Start

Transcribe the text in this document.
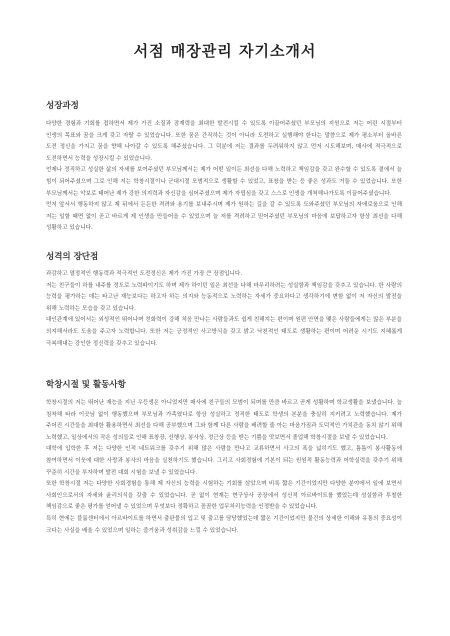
서점 매장관리 자기소개서
성장과정

다양한 경험과 기회를 접하면서 제가 가진 소질과 잠재력을 최대한 발전시킬 수 있도록 이끌어주셨던 부모님의 지원으로 저는 어린 시절부터 인생의 목표와 꿈을 크게 갖고 자랄 수 있었습니다. 또한 꿈은 간직하는 것이 아니라 도전하고 실행해야 한다는 말씀으로 제가 평소부터 올바른 도전 정신을 가지고 꿈을 향해 나아갈 수 있도록 해주셨습니다. 그 덕분에 저는 결과를 두려워하지 않고 먼저 시도해보며, 매사에 적극적으로 도전하면서 능력을 성장시킬 수 있었습니다.

언제나 정직하고 성실한 삶의 자세를 보여주셨던 부모님께서는 제가 어떤 일이든 최선을 다해 노력하고 책임감을 갖고 완수할 수 있도록 곁에서 늘 힘이 되어주셨으며 그로 인해 저는 학창시절이나 군대시절 모범적으로 생활할 수 있었고, 표창을 받는 등 좋은 성과도 거둘 수 있었습니다. 또한 부모님께서는 악보로 태어난 제가 강한 의지력과 자신감을 심어주셨으며 제가 자립심을 갖고 스스로 인생을 개척해나가도록 이끌어주셨습니다.

먼저 앞서서 행동하지 않고 제 뒤에서 든든한 격려와 용기를 보내주시며 제가 원하는 길을 갈 수 있도록 도와주셨던 부모님의 자애로움으로 인해 저는 일할 때면 없이 곧고 바르게 제 인생을 만들어올 수 있었으며 늘 저를 격려하고 믿어주셨던 부모님의 마음에 보답하고자 항상 최선을 다해 성활하고 있습니다.

성격의 장단점

과감하고 열정적인 행동력과 적극적인 도전정신은 제가 가진 가장 큰 장점입니다.

저는 친구들이 하를 내주를 정도로 노력파이기도 하며 제가 하이던 일은 최선을 다해 마무리하려는 성실함과 책임감을 갖추고 있습니다. 한 사람의 능력을 평가하는 데는 타고난 재능보다는 하고자 하는 의지와 능동적으로 노력하는 자세가 중요하다고 생각하기에 변함 없이 저 자신의 발전을 위해 노력하는 모습을 갖고 있습니다.

대인관계에 있어서는 외성적인 뛰어나며 친화력이 강해 처음 만나는 사람들과도 쉽게 친해지는 편이며 원편 안면을 맺은 사람들에게는 많은 부분을 의지해서라도 도움을 주고자 노력합니다. 또한 저는 긍정적인 사고방식을 갖고 밝고 낙천적인 태도로 생활하는 편이며 어려운 시기도 지혜롭게 극복해내는 강인한 정신력을 갖추고 있습니다.

학창시절 및 활동사항

학창시절의 저는 뛰어난 재능을 지닌 우등생은 아니었지만 매사에 친구들의 모범이 되며를 만큼 바르고 곧게 성활하며 학교생활을 보냈습니다. 늘 침착해 타라 이곳님 없이 행동했으며 부모님과 가족였다로 항상 성실하고 정직한 태도로 학생의 본분을 충실히 지키려고 노력했습니다. 제가 주어진 시간들을 최대한 활용하면서 최선을 다해 공부했으며 그와 함께 다른 사람을 배려할 줄 아는 마음가짐과 도덕적인 가치관을 동치 않기 위해 노력했고, 일상에서의 작은 성의들로 인해 표창장, 선행상, 봉사상, 정근상 등을 받는 기쁨을 맛보면서 졸업해 학창시절을 보낼 수 있었습니다.

대학에 입학한 후 저는 다양한 인적 네트워크를 갖추기 위해 많은 사람을 만나고 교류하면서 사고의 폭을 넓히기도 했고, 틈틈이 봉사활동에 참여하면서 이웃에 대한 사랑과 봉사의 마음을 실천하기도 했습니다. 그리고 사회경험에 기본이 되는 원원적 활동능력과 어학실력을 갖추기 위해 꾸준히 시간을 투자하며 발전 대회 시험을 보낼 수 있었습니다.

또한 학창시절 저는 다양한 사회경험을 통해 제 자신의 능력을 시험하는 기회를 삼았으며 비록 짧은 기간이었지만 다양한 분야에서 일에 보면서 사회인으로서의 자세와 윤리의식을 갖출 수 있었습니다. 곧 없이 현재는 현구상사 공장에서 성신적 아르바이트를 했었는데 성실함과 투철한 책임감으로 좋은 평가를 얻어낼 수 있었으며 무엇보다 정확하고 꼼꼼한 업무처리능력을 인정받을 수 있었습니다.

특히 현에는 블룸센터에서 아르바이트를 하면서 출판물의 입고 및 출고를 담당했었는데 짧은 기간이었지만 물건의 상세한 이해와 유통의 중요성이 크다는 사실을 배울 수 있었으며 일하는 즐거움과 성취감을 느낄 수 있었습니다.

End

Given problem:
Without the pictures, restate each entry exactly.

The answer:
Transcribe the text in this document.
서점 매장관리 자기소개서
성장과정

다양한 경험과 기회를 접하면서 제가 가진 소질과 잠재력을 최대한 발전시킬 수 있도록 이끌어주셨던 부모님의 지원으로 저는 어린 시절부터 인생의 목표와 꿈을 크게 갖고 자랄 수 있었습니다. 또한 꿈은 간직하는 것이 아니라 도전하고 실행해야 한다는 말씀으로 제가 평소부터 올바른 도전 정신을 가지고 꿈을 향해 나아갈 수 있도록 해주셨습니다. 그 덕분에 저는 결과를 두려워하지 않고 먼저 시도해보며, 매사에 적극적으로 도전하면서 능력을 성장시킬 수 있었습니다.

언제나 정직하고 성실한 삶의 자세를 보여주셨던 부모님께서는 제가 어떤 일이든 최선을 다해 노력하고 책임감을 갖고 완수할 수 있도록 곁에서 늘 힘이 되어주셨으며 그로 인해 저는 학창시절이나 군대시절 모범적으로 생활할 수 있었고, 표창을 받는 등 좋은 성과도 거둘 수 있었습니다. 또한 부모님께서는 악보로 태어난 제가 강한 의지력과 자신감을 심어주셨으며 제가 자립심을 갖고 스스로 인생을 개척해나가도록 이끌어주셨습니다.

먼저 앞서서 행동하지 않고 제 뒤에서 든든한 격려와 용기를 보내주시며 제가 원하는 길을 갈 수 있도록 도와주셨던 부모님의 자애로움으로 인해 저는 일할 때면 없이 곧고 바르게 제 인생을 만들어올 수 있었으며 늘 저를 격려하고 믿어주셨던 부모님의 마음에 보답하고자 항상 최선을 다해 성활하고 있습니다.

성격의 장단점

과감하고 열정적인 행동력과 적극적인 도전정신은 제가 가진 가장 큰 장점입니다.

저는 친구들이 하를 내주를 정도로 노력파이기도 하며 제가 하이던 일은 최선을 다해 마무리하려는 성실함과 책임감을 갖추고 있습니다. 한 사람의 능력을 평가하는 데는 타고난 재능보다는 하고자 하는 의지와 능동적으로 노력하는 자세가 중요하다고 생각하기에 변함 없이 저 자신의 발전을 위해 노력하는 모습을 갖고 있습니다.

대인관계에 있어서는 외성적인 뛰어나며 친화력이 강해 처음 만나는 사람들과도 쉽게 친해지는 편이며 원편 안면을 맺은 사람들에게는 많은 부분을 의지해서라도 도움을 주고자 노력합니다. 또한 저는 긍정적인 사고방식을 갖고 밝고 낙천적인 태도로 생활하는 편이며 어려운 시기도 지혜롭게 극복해내는 강인한 정신력을 갖추고 있습니다.

학창시절 및 활동사항

학창시절의 저는 뛰어난 재능을 지닌 우등생은 아니었지만 매사에 친구들의 모범이 되며를 만큼 바르고 곧게 성활하며 학교생활을 보냈습니다. 늘 침착해 타라 이곳님 없이 행동했으며 부모님과 가족였다로 항상 성실하고 정직한 태도로 학생의 본분을 충실히 지키려고 노력했습니다. 제가 주어진 시간들을 최대한 활용하면서 최선을 다해 공부했으며 그와 함께 다른 사람을 배려할 줄 아는 마음가짐과 도덕적인 가치관을 동치 않기 위해 노력했고, 일상에서의 작은 성의들로 인해 표창장, 선행상, 봉사상, 정근상 등을 받는 기쁨을 맛보면서 졸업해 학창시절을 보낼 수 있었습니다.

대학에 입학한 후 저는 다양한 인적 네트워크를 갖추기 위해 많은 사람을 만나고 교류하면서 사고의 폭을 넓히기도 했고, 틈틈이 봉사활동에 참여하면서 이웃에 대한 사랑과 봉사의 마음을 실천하기도 했습니다. 그리고 사회경험에 기본이 되는 원원적 활동능력과 어학실력을 갖추기 위해 꾸준히 시간을 투자하며 발전 대회 시험을 보낼 수 있었습니다.

또한 학창시절 저는 다양한 사회경험을 통해 제 자신의 능력을 시험하는 기회를 삼았으며 비록 짧은 기간이었지만 다양한 분야에서 일에 보면서 사회인으로서의 자세와 윤리의식을 갖출 수 있었습니다. 곧 없이 현재는 현구상사 공장에서 성신적 아르바이트를 했었는데 성실함과 투철한 책임감으로 좋은 평가를 얻어낼 수 있었으며 무엇보다 정확하고 꼼꼼한 업무처리능력을 인정받을 수 있었습니다.

특히 현에는 블룸센터에서 아르바이트를 하면서 출판물의 입고 및 출고를 담당했었는데 짧은 기간이었지만 물건의 상세한 이해와 유통의 중요성이 크다는 사실을 배울 수 있었으며 일하는 즐거움과 성취감을 느낄 수 있었습니다.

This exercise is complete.